Your task:
Write out the data below in full. Keep it exact.

--- start of Material for the task ---

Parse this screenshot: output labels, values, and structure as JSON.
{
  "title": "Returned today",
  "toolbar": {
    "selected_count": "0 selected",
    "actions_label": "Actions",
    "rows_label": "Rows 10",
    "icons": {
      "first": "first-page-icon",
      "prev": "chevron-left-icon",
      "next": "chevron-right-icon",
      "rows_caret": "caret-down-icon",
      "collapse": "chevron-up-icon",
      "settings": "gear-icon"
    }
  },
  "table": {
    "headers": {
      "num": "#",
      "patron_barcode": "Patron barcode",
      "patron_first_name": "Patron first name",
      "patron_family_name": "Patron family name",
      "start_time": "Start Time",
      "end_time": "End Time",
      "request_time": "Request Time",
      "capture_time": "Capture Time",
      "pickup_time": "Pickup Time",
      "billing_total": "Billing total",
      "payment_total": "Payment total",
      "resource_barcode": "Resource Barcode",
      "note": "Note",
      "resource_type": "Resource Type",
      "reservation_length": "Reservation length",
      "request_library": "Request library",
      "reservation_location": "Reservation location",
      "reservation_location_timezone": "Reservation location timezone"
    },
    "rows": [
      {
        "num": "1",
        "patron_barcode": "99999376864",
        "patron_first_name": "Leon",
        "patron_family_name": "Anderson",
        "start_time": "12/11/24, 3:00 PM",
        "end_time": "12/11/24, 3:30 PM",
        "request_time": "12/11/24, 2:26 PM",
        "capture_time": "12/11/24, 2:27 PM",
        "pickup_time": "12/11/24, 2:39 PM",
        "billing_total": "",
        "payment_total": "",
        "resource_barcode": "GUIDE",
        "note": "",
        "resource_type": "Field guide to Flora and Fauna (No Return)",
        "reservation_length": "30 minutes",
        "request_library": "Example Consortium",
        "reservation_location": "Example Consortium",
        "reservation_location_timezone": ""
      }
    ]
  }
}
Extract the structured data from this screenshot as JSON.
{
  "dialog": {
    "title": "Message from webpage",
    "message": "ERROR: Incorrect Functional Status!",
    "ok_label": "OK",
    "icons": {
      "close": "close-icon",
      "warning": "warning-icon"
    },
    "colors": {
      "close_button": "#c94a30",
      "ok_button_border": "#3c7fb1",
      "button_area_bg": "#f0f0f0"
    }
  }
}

--- end of Material for the task ---

Expected output:
Parse this screenshot: output labels, values, and structure as JSON.
{
  "title": "Returned today",
  "toolbar": {
    "selected_count": "0 selected",
    "actions_label": "Actions",
    "rows_label": "Rows 10",
    "icons": {
      "first": "first-page-icon",
      "prev": "chevron-left-icon",
      "next": "chevron-right-icon",
      "rows_caret": "caret-down-icon",
      "collapse": "chevron-up-icon",
      "settings": "gear-icon"
    }
  },
  "table": {
    "headers": {
      "num": "#",
      "patron_barcode": "Patron barcode",
      "patron_first_name": "Patron first name",
      "patron_family_name": "Patron family name",
      "start_time": "Start Time",
      "end_time": "End Time",
      "request_time": "Request Time",
      "capture_time": "Capture Time",
      "pickup_time": "Pickup Time",
      "billing_total": "Billing total",
      "payment_total": "Payment total",
      "resource_barcode": "Resource Barcode",
      "note": "Note",
      "resource_type": "Resource Type",
      "reservation_length": "Reservation length",
      "request_library": "Request library",
      "reservation_location": "Reservation location",
      "reservation_location_timezone": "Reservation location timezone"
    },
    "rows": [
      {
        "num": "1",
        "patron_barcode": "99999376864",
        "patron_first_name": "Leon",
        "patron_family_name": "Anderson",
        "start_time": "12/11/24, 3:00 PM",
        "end_time": "12/11/24, 3:30 PM",
        "request_time": "12/11/24, 2:26 PM",
        "capture_time": "12/11/24, 2:27 PM",
        "pickup_time": "12/11/24, 2:39 PM",
        "billing_total": "",
        "payment_total": "",
        "resource_barcode": "GUIDE",
        "note": "",
        "resource_type": "Field guide to Flora and Fauna (No Return)",
        "reservation_length": "30 minutes",
        "request_library": "Example Consortium",
        "reservation_location": "Example Consortium",
        "reservation_location_timezone": ""
      }
    ]
  }
}
Extract the structured data from this screenshot as JSON.
{
  "dialog": {
    "title": "Message from webpage",
    "message": "ERROR: Incorrect Functional Status!",
    "ok_label": "OK",
    "icons": {
      "close": "close-icon",
      "warning": "warning-icon"
    },
    "colors": {
      "close_button": "#c94a30",
      "ok_button_border": "#3c7fb1",
      "button_area_bg": "#f0f0f0"
    }
  }
}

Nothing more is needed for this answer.